| CHALLENGE |
Leaving out all images, write out the records that follow exactly.

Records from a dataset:

◇ ◇ ◇ ◇ ◇

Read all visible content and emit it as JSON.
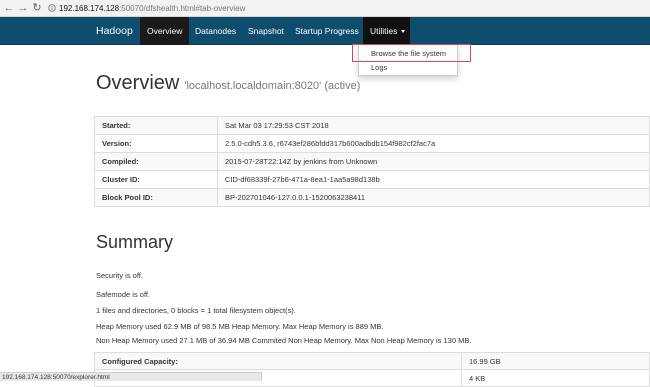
{
  "browser": {
    "url_host": "192.168.174.128",
    "url_path": ":50070/dfshealth.html#tab-overview",
    "status_url": "192.168.174.128:50070/explorer.html"
  },
  "navbar": {
    "brand": "Hadoop",
    "items": [
      {
        "label": "Overview"
      },
      {
        "label": "Datanodes"
      },
      {
        "label": "Snapshot"
      },
      {
        "label": "Startup Progress"
      },
      {
        "label": "Utilities"
      }
    ],
    "active_color": "#1a1a1a",
    "bar_color": "#0e4d6e"
  },
  "utilities_menu": {
    "items": [
      {
        "label": "Browse the file system"
      },
      {
        "label": "Logs"
      }
    ]
  },
  "overview": {
    "title": "Overview",
    "subtitle": "'localhost.localdomain:8020' (active)",
    "rows": [
      {
        "key": "Started:",
        "value": "Sat Mar 03 17:29:53 CST 2018"
      },
      {
        "key": "Version:",
        "value": "2.5.0-cdh5.3.6, r6743ef286bfdd317b600adbdb154f982cf2fac7a"
      },
      {
        "key": "Compiled:",
        "value": "2015-07-28T22:14Z by jenkins from Unknown"
      },
      {
        "key": "Cluster ID:",
        "value": "CID-df68339f-27b6-471a-8ea1-1aa5a98d138b"
      },
      {
        "key": "Block Pool ID:",
        "value": "BP-202701046-127.0.0.1-1520063238411"
      }
    ]
  },
  "summary": {
    "title": "Summary",
    "lines": [
      "Security is off.",
      "Safemode is off.",
      "1 files and directories, 0 blocks = 1 total filesystem object(s).",
      "Heap Memory used 62.9 MB of 98.5 MB Heap Memory. Max Heap Memory is 889 MB.",
      "Non Heap Memory used 27.1 MB of 36.94 MB Commited Non Heap Memory. Max Non Heap Memory is 130 MB."
    ],
    "capacity_rows": [
      {
        "key": "Configured Capacity:",
        "value": "16.99 GB"
      },
      {
        "key": "",
        "value": "4 KB"
      }
    ]
  }
}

◇ ◇ ◇ ◇ ◇

| ANSWER TO THIS PROBLEM |
Read all visible content and emit it as JSON.
{
  "browser": {
    "url_host": "192.168.174.128",
    "url_path": ":50070/dfshealth.html#tab-overview",
    "status_url": "192.168.174.128:50070/explorer.html"
  },
  "navbar": {
    "brand": "Hadoop",
    "items": [
      {
        "label": "Overview"
      },
      {
        "label": "Datanodes"
      },
      {
        "label": "Snapshot"
      },
      {
        "label": "Startup Progress"
      },
      {
        "label": "Utilities"
      }
    ],
    "active_color": "#1a1a1a",
    "bar_color": "#0e4d6e"
  },
  "utilities_menu": {
    "items": [
      {
        "label": "Browse the file system"
      },
      {
        "label": "Logs"
      }
    ]
  },
  "overview": {
    "title": "Overview",
    "subtitle": "'localhost.localdomain:8020' (active)",
    "rows": [
      {
        "key": "Started:",
        "value": "Sat Mar 03 17:29:53 CST 2018"
      },
      {
        "key": "Version:",
        "value": "2.5.0-cdh5.3.6, r6743ef286bfdd317b600adbdb154f982cf2fac7a"
      },
      {
        "key": "Compiled:",
        "value": "2015-07-28T22:14Z by jenkins from Unknown"
      },
      {
        "key": "Cluster ID:",
        "value": "CID-df68339f-27b6-471a-8ea1-1aa5a98d138b"
      },
      {
        "key": "Block Pool ID:",
        "value": "BP-202701046-127.0.0.1-1520063238411"
      }
    ]
  },
  "summary": {
    "title": "Summary",
    "lines": [
      "Security is off.",
      "Safemode is off.",
      "1 files and directories, 0 blocks = 1 total filesystem object(s).",
      "Heap Memory used 62.9 MB of 98.5 MB Heap Memory. Max Heap Memory is 889 MB.",
      "Non Heap Memory used 27.1 MB of 36.94 MB Commited Non Heap Memory. Max Non Heap Memory is 130 MB."
    ],
    "capacity_rows": [
      {
        "key": "Configured Capacity:",
        "value": "16.99 GB"
      },
      {
        "key": "",
        "value": "4 KB"
      }
    ]
  }
}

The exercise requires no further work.